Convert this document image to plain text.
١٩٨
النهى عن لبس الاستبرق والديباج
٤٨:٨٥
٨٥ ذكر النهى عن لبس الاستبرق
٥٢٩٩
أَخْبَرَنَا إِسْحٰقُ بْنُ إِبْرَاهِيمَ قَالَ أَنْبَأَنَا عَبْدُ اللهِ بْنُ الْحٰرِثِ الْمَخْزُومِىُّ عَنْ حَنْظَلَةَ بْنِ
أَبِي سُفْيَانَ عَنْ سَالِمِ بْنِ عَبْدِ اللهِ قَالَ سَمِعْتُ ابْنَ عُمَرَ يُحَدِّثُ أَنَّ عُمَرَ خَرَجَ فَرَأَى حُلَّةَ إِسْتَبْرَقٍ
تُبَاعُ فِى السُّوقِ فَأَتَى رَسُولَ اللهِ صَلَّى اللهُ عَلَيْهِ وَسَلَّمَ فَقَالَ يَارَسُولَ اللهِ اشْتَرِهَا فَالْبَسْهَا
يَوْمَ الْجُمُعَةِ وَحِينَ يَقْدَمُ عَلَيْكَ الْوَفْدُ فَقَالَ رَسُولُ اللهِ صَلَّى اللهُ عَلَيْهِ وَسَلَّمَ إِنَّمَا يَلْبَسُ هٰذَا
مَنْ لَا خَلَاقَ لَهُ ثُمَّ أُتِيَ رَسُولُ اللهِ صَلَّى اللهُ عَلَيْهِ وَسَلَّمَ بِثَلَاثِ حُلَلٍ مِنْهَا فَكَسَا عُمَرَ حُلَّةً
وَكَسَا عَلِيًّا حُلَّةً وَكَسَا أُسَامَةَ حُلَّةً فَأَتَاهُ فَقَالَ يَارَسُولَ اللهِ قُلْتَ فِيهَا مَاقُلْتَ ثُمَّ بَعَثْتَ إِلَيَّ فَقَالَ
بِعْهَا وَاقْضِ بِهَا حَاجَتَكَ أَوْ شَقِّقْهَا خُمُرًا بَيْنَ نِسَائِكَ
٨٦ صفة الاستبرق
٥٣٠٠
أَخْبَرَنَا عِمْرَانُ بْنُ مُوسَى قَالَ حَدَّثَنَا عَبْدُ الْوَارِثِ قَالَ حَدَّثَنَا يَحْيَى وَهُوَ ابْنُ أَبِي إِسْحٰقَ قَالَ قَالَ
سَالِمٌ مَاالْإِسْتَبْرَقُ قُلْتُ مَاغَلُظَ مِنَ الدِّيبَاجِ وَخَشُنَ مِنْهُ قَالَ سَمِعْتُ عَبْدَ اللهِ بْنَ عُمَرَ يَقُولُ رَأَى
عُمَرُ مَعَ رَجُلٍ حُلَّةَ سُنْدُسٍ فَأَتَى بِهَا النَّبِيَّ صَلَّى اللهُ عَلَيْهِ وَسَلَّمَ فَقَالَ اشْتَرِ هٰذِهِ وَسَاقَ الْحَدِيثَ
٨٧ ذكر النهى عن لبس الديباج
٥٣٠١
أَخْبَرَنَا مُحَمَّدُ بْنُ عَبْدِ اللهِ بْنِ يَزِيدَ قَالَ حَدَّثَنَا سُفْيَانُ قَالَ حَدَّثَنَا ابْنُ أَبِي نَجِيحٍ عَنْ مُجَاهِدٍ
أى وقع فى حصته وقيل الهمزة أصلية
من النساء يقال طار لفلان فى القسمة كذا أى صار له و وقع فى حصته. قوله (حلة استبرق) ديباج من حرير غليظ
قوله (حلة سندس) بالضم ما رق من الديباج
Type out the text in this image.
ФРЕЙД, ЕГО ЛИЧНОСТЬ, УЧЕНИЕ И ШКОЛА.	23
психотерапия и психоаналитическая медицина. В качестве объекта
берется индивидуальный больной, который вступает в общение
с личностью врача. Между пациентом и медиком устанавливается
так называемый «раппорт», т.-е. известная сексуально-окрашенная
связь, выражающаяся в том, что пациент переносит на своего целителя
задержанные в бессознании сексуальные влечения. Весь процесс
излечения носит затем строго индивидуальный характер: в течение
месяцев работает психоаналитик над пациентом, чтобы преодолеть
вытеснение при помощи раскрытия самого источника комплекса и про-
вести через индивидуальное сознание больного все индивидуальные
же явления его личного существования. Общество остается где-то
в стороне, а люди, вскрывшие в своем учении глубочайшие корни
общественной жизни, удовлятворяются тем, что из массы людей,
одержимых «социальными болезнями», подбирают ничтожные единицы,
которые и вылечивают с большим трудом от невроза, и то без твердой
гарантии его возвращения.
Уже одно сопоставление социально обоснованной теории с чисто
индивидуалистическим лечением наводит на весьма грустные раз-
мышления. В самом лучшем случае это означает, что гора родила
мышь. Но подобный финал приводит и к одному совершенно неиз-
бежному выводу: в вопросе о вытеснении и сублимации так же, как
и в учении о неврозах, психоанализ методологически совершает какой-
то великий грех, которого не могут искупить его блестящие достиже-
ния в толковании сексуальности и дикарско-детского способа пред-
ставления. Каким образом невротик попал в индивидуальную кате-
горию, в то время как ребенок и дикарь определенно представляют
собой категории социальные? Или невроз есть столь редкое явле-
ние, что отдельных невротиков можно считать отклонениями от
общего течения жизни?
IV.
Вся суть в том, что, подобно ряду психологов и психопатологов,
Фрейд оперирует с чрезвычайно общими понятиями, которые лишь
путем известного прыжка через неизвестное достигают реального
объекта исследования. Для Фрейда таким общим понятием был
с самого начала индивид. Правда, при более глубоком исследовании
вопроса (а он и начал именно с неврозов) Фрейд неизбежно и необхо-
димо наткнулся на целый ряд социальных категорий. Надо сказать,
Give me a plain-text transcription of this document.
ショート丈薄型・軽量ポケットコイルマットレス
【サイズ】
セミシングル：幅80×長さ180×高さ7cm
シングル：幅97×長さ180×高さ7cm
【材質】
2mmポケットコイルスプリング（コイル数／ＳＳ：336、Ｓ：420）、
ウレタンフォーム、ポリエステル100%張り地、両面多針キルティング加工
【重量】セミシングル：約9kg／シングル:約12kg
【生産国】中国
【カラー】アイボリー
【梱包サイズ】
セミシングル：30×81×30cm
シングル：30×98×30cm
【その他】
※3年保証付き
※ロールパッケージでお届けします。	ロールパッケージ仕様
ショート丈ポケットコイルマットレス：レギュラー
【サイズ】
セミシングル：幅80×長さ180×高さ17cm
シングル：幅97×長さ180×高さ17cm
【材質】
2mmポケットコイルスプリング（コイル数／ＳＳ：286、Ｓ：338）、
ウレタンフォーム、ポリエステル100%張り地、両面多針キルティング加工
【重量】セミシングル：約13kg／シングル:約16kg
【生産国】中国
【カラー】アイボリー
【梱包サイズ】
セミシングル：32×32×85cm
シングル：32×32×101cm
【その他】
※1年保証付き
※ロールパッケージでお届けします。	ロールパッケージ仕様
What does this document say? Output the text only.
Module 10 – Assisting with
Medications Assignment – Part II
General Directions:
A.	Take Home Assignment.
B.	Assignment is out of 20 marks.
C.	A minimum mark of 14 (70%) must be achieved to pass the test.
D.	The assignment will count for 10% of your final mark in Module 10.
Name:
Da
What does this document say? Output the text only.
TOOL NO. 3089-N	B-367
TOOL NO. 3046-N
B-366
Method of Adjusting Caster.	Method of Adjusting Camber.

** AIM OF THE EXERCISE **
Print out every entry, keeping each one exact.

** WRITTEN ANSWER **
Convert this document image to plain text.
١٩٨
النهى عن لبس الاستبرق والديباج
٤٨:٨٥
٨٥ ذكر النهى عن لبس الاستبرق
٥٢٩٩
أَخْبَرَنَا إِسْحٰقُ بْنُ إِبْرَاهِيمَ قَالَ أَنْبَأَنَا عَبْدُ اللهِ بْنُ الْحٰرِثِ الْمَخْزُومِىُّ عَنْ حَنْظَلَةَ بْنِ
أَبِي سُفْيَانَ عَنْ سَالِمِ بْنِ عَبْدِ اللهِ قَالَ سَمِعْتُ ابْنَ عُمَرَ يُحَدِّثُ أَنَّ عُمَرَ خَرَجَ فَرَأَى حُلَّةَ إِسْتَبْرَقٍ
تُبَاعُ فِى السُّوقِ فَأَتَى رَسُولَ اللهِ صَلَّى اللهُ عَلَيْهِ وَسَلَّمَ فَقَالَ يَارَسُولَ اللهِ اشْتَرِهَا فَالْبَسْهَا
يَوْمَ الْجُمُعَةِ وَحِينَ يَقْدَمُ عَلَيْكَ الْوَفْدُ فَقَالَ رَسُولُ اللهِ صَلَّى اللهُ عَلَيْهِ وَسَلَّمَ إِنَّمَا يَلْبَسُ هٰذَا
مَنْ لَا خَلَاقَ لَهُ ثُمَّ أُتِيَ رَسُولُ اللهِ صَلَّى اللهُ عَلَيْهِ وَسَلَّمَ بِثَلَاثِ حُلَلٍ مِنْهَا فَكَسَا عُمَرَ حُلَّةً
وَكَسَا عَلِيًّا حُلَّةً وَكَسَا أُسَامَةَ حُلَّةً فَأَتَاهُ فَقَالَ يَارَسُولَ اللهِ قُلْتَ فِيهَا مَاقُلْتَ ثُمَّ بَعَثْتَ إِلَيَّ فَقَالَ
بِعْهَا وَاقْضِ بِهَا حَاجَتَكَ أَوْ شَقِّقْهَا خُمُرًا بَيْنَ نِسَائِكَ
٨٦ صفة الاستبرق
٥٣٠٠
أَخْبَرَنَا عِمْرَانُ بْنُ مُوسَى قَالَ حَدَّثَنَا عَبْدُ الْوَارِثِ قَالَ حَدَّثَنَا يَحْيَى وَهُوَ ابْنُ أَبِي إِسْحٰقَ قَالَ قَالَ
سَالِمٌ مَاالْإِسْتَبْرَقُ قُلْتُ مَاغَلُظَ مِنَ الدِّيبَاجِ وَخَشُنَ مِنْهُ قَالَ سَمِعْتُ عَبْدَ اللهِ بْنَ عُمَرَ يَقُولُ رَأَى
عُمَرُ مَعَ رَجُلٍ حُلَّةَ سُنْدُسٍ فَأَتَى بِهَا النَّبِيَّ صَلَّى اللهُ عَلَيْهِ وَسَلَّمَ فَقَالَ اشْتَرِ هٰذِهِ وَسَاقَ الْحَدِيثَ
٨٧ ذكر النهى عن لبس الديباج
٥٣٠١
أَخْبَرَنَا مُحَمَّدُ بْنُ عَبْدِ اللهِ بْنِ يَزِيدَ قَالَ حَدَّثَنَا سُفْيَانُ قَالَ حَدَّثَنَا ابْنُ أَبِي نَجِيحٍ عَنْ مُجَاهِدٍ
أى وقع فى حصته وقيل الهمزة أصلية
من النساء يقال طار لفلان فى القسمة كذا أى صار له و وقع فى حصته. قوله (حلة استبرق) ديباج من حرير غليظ
قوله (حلة سندس) بالضم ما رق من الديباج
Type out the text in this image.
ФРЕЙД, ЕГО ЛИЧНОСТЬ, УЧЕНИЕ И ШКОЛА.	23
психотерапия и психоаналитическая медицина. В качестве объекта
берется индивидуальный больной, который вступает в общение
с личностью врача. Между пациентом и медиком устанавливается
так называемый «раппорт», т.-е. известная сексуально-окрашенная
связь, выражающаяся в том, что пациент переносит на своего целителя
задержанные в бессознании сексуальные влечения. Весь процесс
излечения носит затем строго индивидуальный характер: в течение
месяцев работает психоаналитик над пациентом, чтобы преодолеть
вытеснение при помощи раскрытия самого источника комплекса и про-
вести через индивидуальное сознание больного все индивидуальные
же явления его личного существования. Общество остается где-то
в стороне, а люди, вскрывшие в своем учении глубочайшие корни
общественной жизни, удовлятворяются тем, что из массы людей,
одержимых «социальными болезнями», подбирают ничтожные единицы,
которые и вылечивают с большим трудом от невроза, и то без твердой
гарантии его возвращения.
Уже одно сопоставление социально обоснованной теории с чисто
индивидуалистическим лечением наводит на весьма грустные раз-
мышления. В самом лучшем случае это означает, что гора родила
мышь. Но подобный финал приводит и к одному совершенно неиз-
бежному выводу: в вопросе о вытеснении и сублимации так же, как
и в учении о неврозах, психоанализ методологически совершает какой-
то великий грех, которого не могут искупить его блестящие достиже-
ния в толковании сексуальности и дикарско-детского способа пред-
ставления. Каким образом невротик попал в индивидуальную кате-
горию, в то время как ребенок и дикарь определенно представляют
собой категории социальные? Или невроз есть столь редкое явле-
ние, что отдельных невротиков можно считать отклонениями от
общего течения жизни?
IV.
Вся суть в том, что, подобно ряду психологов и психопатологов,
Фрейд оперирует с чрезвычайно общими понятиями, которые лишь
путем известного прыжка через неизвестное достигают реального
объекта исследования. Для Фрейда таким общим понятием был
с самого начала индивид. Правда, при более глубоком исследовании
вопроса (а он и начал именно с неврозов) Фрейд неизбежно и необхо-
димо наткнулся на целый ряд социальных категорий. Надо сказать,
Give me a plain-text transcription of this document.
ショート丈薄型・軽量ポケットコイルマットレス
【サイズ】
セミシングル：幅80×長さ180×高さ7cm
シングル：幅97×長さ180×高さ7cm
【材質】
2mmポケットコイルスプリング（コイル数／ＳＳ：336、Ｓ：420）、
ウレタンフォーム、ポリエステル100%張り地、両面多針キルティング加工
【重量】セミシングル：約9kg／シングル:約12kg
【生産国】中国
【カラー】アイボリー
【梱包サイズ】
セミシングル：30×81×30cm
シングル：30×98×30cm
【その他】
※3年保証付き
※ロールパッケージでお届けします。	ロールパッケージ仕様
ショート丈ポケットコイルマットレス：レギュラー
【サイズ】
セミシングル：幅80×長さ180×高さ17cm
シングル：幅97×長さ180×高さ17cm
【材質】
2mmポケットコイルスプリング（コイル数／ＳＳ：286、Ｓ：338）、
ウレタンフォーム、ポリエステル100%張り地、両面多針キルティング加工
【重量】セミシングル：約13kg／シングル:約16kg
【生産国】中国
【カラー】アイボリー
【梱包サイズ】
セミシングル：32×32×85cm
シングル：32×32×101cm
【その他】
※1年保証付き
※ロールパッケージでお届けします。	ロールパッケージ仕様
What does this document say? Output the text only.
Module 10 – Assisting with
Medications Assignment – Part II
General Directions:
A.	Take Home Assignment.
B.	Assignment is out of 20 marks.
C.	A minimum mark of 14 (70%) must be achieved to pass the test.
D.	The assignment will count for 10% of your final mark in Module 10.
Name:
Da
What does this document say? Output the text only.
TOOL NO. 3089-N	B-367
TOOL NO. 3046-N
B-366
Method of Adjusting Caster.	Method of Adjusting Camber.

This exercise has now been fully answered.